[Opening Dataset section]
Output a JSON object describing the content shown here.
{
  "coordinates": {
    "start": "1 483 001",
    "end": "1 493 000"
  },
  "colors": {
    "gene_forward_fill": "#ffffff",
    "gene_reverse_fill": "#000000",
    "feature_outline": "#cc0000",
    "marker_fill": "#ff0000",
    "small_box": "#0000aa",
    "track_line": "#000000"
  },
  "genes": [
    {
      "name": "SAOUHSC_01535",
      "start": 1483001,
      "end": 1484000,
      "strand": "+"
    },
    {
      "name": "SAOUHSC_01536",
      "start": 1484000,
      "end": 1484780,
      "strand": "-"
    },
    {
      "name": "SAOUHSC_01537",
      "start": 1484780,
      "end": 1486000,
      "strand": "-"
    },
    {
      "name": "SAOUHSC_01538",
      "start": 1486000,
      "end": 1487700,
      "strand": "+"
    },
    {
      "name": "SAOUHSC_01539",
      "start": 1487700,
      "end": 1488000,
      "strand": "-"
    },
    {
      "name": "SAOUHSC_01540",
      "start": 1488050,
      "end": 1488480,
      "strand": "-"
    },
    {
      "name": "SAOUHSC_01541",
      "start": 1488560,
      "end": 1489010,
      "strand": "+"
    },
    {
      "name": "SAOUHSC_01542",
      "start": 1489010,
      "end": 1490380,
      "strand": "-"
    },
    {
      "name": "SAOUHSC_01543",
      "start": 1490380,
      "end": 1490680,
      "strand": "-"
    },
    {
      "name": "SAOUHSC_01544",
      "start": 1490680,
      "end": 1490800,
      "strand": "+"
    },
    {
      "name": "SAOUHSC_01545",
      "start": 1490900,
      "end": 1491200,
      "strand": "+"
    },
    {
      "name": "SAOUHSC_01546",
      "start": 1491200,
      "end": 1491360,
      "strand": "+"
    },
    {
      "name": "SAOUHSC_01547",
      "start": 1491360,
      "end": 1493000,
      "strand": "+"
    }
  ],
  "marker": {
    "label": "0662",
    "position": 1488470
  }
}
[Closing Dataset section]
*The problem*
Transcribe each line of the material without any alteration.

*Result*
Output a JSON object describing the content shown here.
{
  "coordinates": {
    "start": "1 483 001",
    "end": "1 493 000"
  },
  "colors": {
    "gene_forward_fill": "#ffffff",
    "gene_reverse_fill": "#000000",
    "feature_outline": "#cc0000",
    "marker_fill": "#ff0000",
    "small_box": "#0000aa",
    "track_line": "#000000"
  },
  "genes": [
    {
      "name": "SAOUHSC_01535",
      "start": 1483001,
      "end": 1484000,
      "strand": "+"
    },
    {
      "name": "SAOUHSC_01536",
      "start": 1484000,
      "end": 1484780,
      "strand": "-"
    },
    {
      "name": "SAOUHSC_01537",
      "start": 1484780,
      "end": 1486000,
      "strand": "-"
    },
    {
      "name": "SAOUHSC_01538",
      "start": 1486000,
      "end": 1487700,
      "strand": "+"
    },
    {
      "name": "SAOUHSC_01539",
      "start": 1487700,
      "end": 1488000,
      "strand": "-"
    },
    {
      "name": "SAOUHSC_01540",
      "start": 1488050,
      "end": 1488480,
      "strand": "-"
    },
    {
      "name": "SAOUHSC_01541",
      "start": 1488560,
      "end": 1489010,
      "strand": "+"
    },
    {
      "name": "SAOUHSC_01542",
      "start": 1489010,
      "end": 1490380,
      "strand": "-"
    },
    {
      "name": "SAOUHSC_01543",
      "start": 1490380,
      "end": 1490680,
      "strand": "-"
    },
    {
      "name": "SAOUHSC_01544",
      "start": 1490680,
      "end": 1490800,
      "strand": "+"
    },
    {
      "name": "SAOUHSC_01545",
      "start": 1490900,
      "end": 1491200,
      "strand": "+"
    },
    {
      "name": "SAOUHSC_01546",
      "start": 1491200,
      "end": 1491360,
      "strand": "+"
    },
    {
      "name": "SAOUHSC_01547",
      "start": 1491360,
      "end": 1493000,
      "strand": "+"
    }
  ],
  "marker": {
    "label": "0662",
    "position": 1488470
  }
}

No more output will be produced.